[Records that describe figures]
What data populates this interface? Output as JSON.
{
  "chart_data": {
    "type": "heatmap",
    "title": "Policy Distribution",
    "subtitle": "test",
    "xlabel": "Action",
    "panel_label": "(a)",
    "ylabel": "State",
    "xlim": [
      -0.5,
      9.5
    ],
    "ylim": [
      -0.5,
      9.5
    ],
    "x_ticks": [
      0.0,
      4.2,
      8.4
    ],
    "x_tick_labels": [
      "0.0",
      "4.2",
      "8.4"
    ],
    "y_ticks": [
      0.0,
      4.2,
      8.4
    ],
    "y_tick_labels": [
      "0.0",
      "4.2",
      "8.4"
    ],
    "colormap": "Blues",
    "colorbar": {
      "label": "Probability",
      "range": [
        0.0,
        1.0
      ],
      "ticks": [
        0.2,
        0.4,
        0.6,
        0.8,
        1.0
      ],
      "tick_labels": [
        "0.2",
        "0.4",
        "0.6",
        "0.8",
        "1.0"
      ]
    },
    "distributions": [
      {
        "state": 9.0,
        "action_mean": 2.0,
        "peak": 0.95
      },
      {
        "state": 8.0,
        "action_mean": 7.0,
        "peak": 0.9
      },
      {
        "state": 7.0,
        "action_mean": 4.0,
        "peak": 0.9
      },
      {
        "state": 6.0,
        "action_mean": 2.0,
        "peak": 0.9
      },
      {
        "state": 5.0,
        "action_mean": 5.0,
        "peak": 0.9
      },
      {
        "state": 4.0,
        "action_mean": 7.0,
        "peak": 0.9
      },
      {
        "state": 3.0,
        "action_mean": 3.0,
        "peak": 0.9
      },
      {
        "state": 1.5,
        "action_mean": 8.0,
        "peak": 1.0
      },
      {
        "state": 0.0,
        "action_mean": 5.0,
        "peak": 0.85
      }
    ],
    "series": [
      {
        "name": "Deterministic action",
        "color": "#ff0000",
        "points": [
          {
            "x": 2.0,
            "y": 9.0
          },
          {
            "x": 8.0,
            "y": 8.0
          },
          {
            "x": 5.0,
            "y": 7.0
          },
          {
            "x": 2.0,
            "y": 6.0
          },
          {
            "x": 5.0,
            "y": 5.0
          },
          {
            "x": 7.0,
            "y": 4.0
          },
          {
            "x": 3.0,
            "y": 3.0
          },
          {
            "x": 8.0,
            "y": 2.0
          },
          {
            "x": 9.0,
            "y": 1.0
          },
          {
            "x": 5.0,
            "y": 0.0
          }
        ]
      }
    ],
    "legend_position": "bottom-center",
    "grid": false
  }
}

| Problem to work on |
The entries above should be repeated exactly, every one of them.

| Exercise solution |
What data populates this interface? Output as JSON.
{
  "chart_data": {
    "type": "heatmap",
    "title": "Policy Distribution",
    "subtitle": "test",
    "xlabel": "Action",
    "panel_label": "(a)",
    "ylabel": "State",
    "xlim": [
      -0.5,
      9.5
    ],
    "ylim": [
      -0.5,
      9.5
    ],
    "x_ticks": [
      0.0,
      4.2,
      8.4
    ],
    "x_tick_labels": [
      "0.0",
      "4.2",
      "8.4"
    ],
    "y_ticks": [
      0.0,
      4.2,
      8.4
    ],
    "y_tick_labels": [
      "0.0",
      "4.2",
      "8.4"
    ],
    "colormap": "Blues",
    "colorbar": {
      "label": "Probability",
      "range": [
        0.0,
        1.0
      ],
      "ticks": [
        0.2,
        0.4,
        0.6,
        0.8,
        1.0
      ],
      "tick_labels": [
        "0.2",
        "0.4",
        "0.6",
        "0.8",
        "1.0"
      ]
    },
    "distributions": [
      {
        "state": 9.0,
        "action_mean": 2.0,
        "peak": 0.95
      },
      {
        "state": 8.0,
        "action_mean": 7.0,
        "peak": 0.9
      },
      {
        "state": 7.0,
        "action_mean": 4.0,
        "peak": 0.9
      },
      {
        "state": 6.0,
        "action_mean": 2.0,
        "peak": 0.9
      },
      {
        "state": 5.0,
        "action_mean": 5.0,
        "peak": 0.9
      },
      {
        "state": 4.0,
        "action_mean": 7.0,
        "peak": 0.9
      },
      {
        "state": 3.0,
        "action_mean": 3.0,
        "peak": 0.9
      },
      {
        "state": 1.5,
        "action_mean": 8.0,
        "peak": 1.0
      },
      {
        "state": 0.0,
        "action_mean": 5.0,
        "peak": 0.85
      }
    ],
    "series": [
      {
        "name": "Deterministic action",
        "color": "#ff0000",
        "points": [
          {
            "x": 2.0,
            "y": 9.0
          },
          {
            "x": 8.0,
            "y": 8.0
          },
          {
            "x": 5.0,
            "y": 7.0
          },
          {
            "x": 2.0,
            "y": 6.0
          },
          {
            "x": 5.0,
            "y": 5.0
          },
          {
            "x": 7.0,
            "y": 4.0
          },
          {
            "x": 3.0,
            "y": 3.0
          },
          {
            "x": 8.0,
            "y": 2.0
          },
          {
            "x": 9.0,
            "y": 1.0
          },
          {
            "x": 5.0,
            "y": 0.0
          }
        ]
      }
    ],
    "legend_position": "bottom-center",
    "grid": false
  }
}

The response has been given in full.